▶ [SHORT EXERCISE]: Write out all of the records precisely. Skip anything that is a picture.

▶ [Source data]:
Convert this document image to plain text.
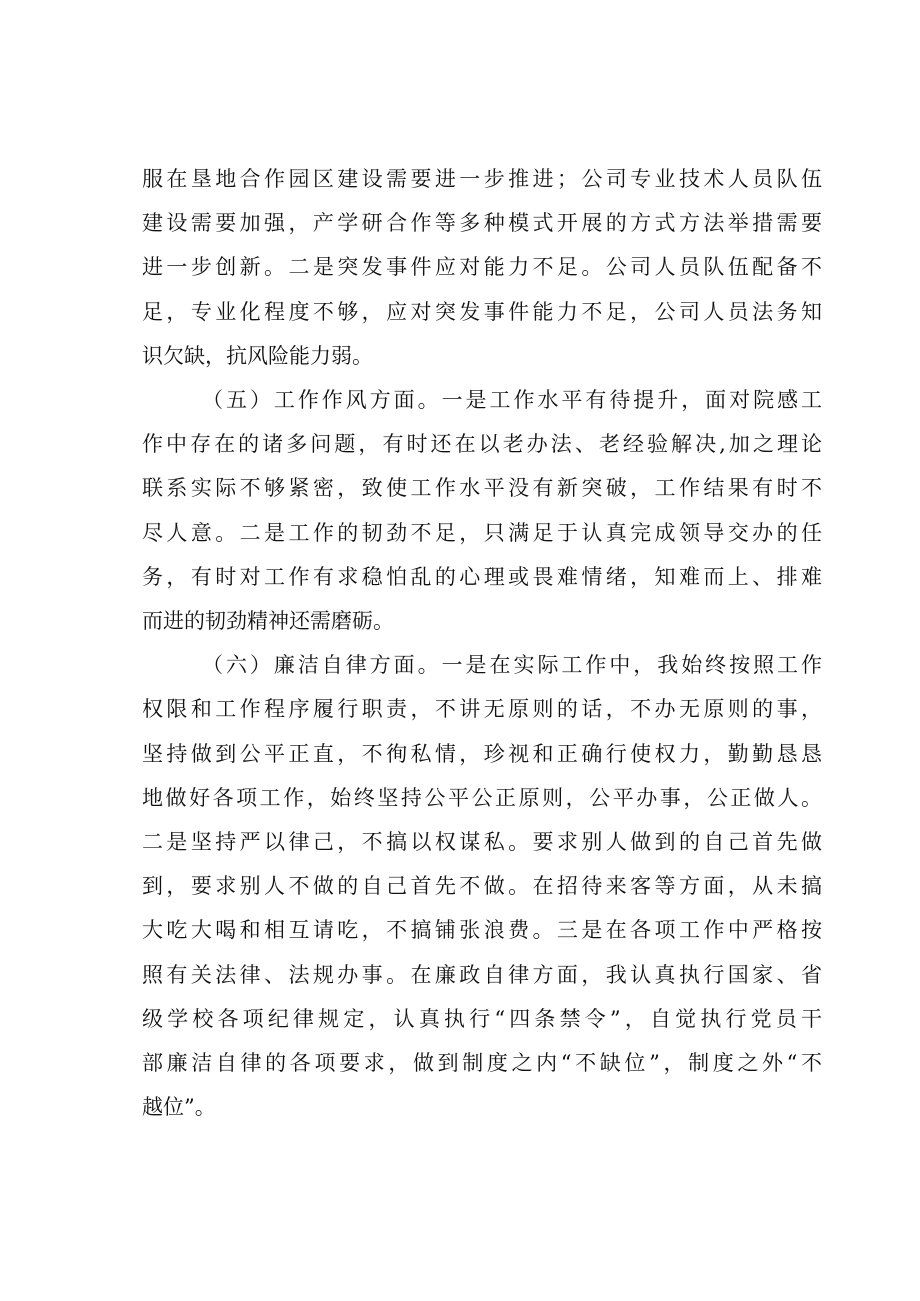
服在垦地合作园区建设需要进一步推进；公司专业技术人员队伍
建设需要加强，产学研合作等多种模式开展的方式方法举措需要
进一步创新。二是突发事件应对能力不足。公司人员队伍配备不
足，专业化程度不够，应对突发事件能力不足，公司人员法务知
识欠缺，抗风险能力弱。

（五）工作作风方面。一是工作水平有待提升，面对院感工
作中存在的诸多问题，有时还在以老办法、老经验解决,加之理论
联系实际不够紧密，致使工作水平没有新突破，工作结果有时不
尽人意。二是工作的韧劲不足，只满足于认真完成领导交办的任
务，有时对工作有求稳怕乱的心理或畏难情绪，知难而上、排难
而进的韧劲精神还需磨砺。

（六）廉洁自律方面。一是在实际工作中，我始终按照工作
权限和工作程序履行职责，不讲无原则的话，不办无原则的事，
坚持做到公平正直，不徇私情，珍视和正确行使权力，勤勤恳恳
地做好各项工作，始终坚持公平公正原则，公平办事，公正做人。
二是坚持严以律己，不搞以权谋私。要求别人做到的自己首先做
到，要求别人不做的自己首先不做。在招待来客等方面，从未搞
大吃大喝和相互请吃，不搞铺张浪费。三是在各项工作中严格按
照有关法律、法规办事。在廉政自律方面，我认真执行国家、省
级学校各项纪律规定，认真执行“四条禁令”，自觉执行党员干
部廉洁自律的各项要求，做到制度之内“不缺位”，制度之外“不
越位”。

▶ [COMPLETED TASK]:
Convert this document image to plain text.
服在垦地合作园区建设需要进一步推进；公司专业技术人员队伍
建设需要加强，产学研合作等多种模式开展的方式方法举措需要
进一步创新。二是突发事件应对能力不足。公司人员队伍配备不
足，专业化程度不够，应对突发事件能力不足，公司人员法务知
识欠缺，抗风险能力弱。

（五）工作作风方面。一是工作水平有待提升，面对院感工
作中存在的诸多问题，有时还在以老办法、老经验解决,加之理论
联系实际不够紧密，致使工作水平没有新突破，工作结果有时不
尽人意。二是工作的韧劲不足，只满足于认真完成领导交办的任
务，有时对工作有求稳怕乱的心理或畏难情绪，知难而上、排难
而进的韧劲精神还需磨砺。

（六）廉洁自律方面。一是在实际工作中，我始终按照工作
权限和工作程序履行职责，不讲无原则的话，不办无原则的事，
坚持做到公平正直，不徇私情，珍视和正确行使权力，勤勤恳恳
地做好各项工作，始终坚持公平公正原则，公平办事，公正做人。
二是坚持严以律己，不搞以权谋私。要求别人做到的自己首先做
到，要求别人不做的自己首先不做。在招待来客等方面，从未搞
大吃大喝和相互请吃，不搞铺张浪费。三是在各项工作中严格按
照有关法律、法规办事。在廉政自律方面，我认真执行国家、省
级学校各项纪律规定，认真执行“四条禁令”，自觉执行党员干
部廉洁自律的各项要求，做到制度之内“不缺位”，制度之外“不
越位”。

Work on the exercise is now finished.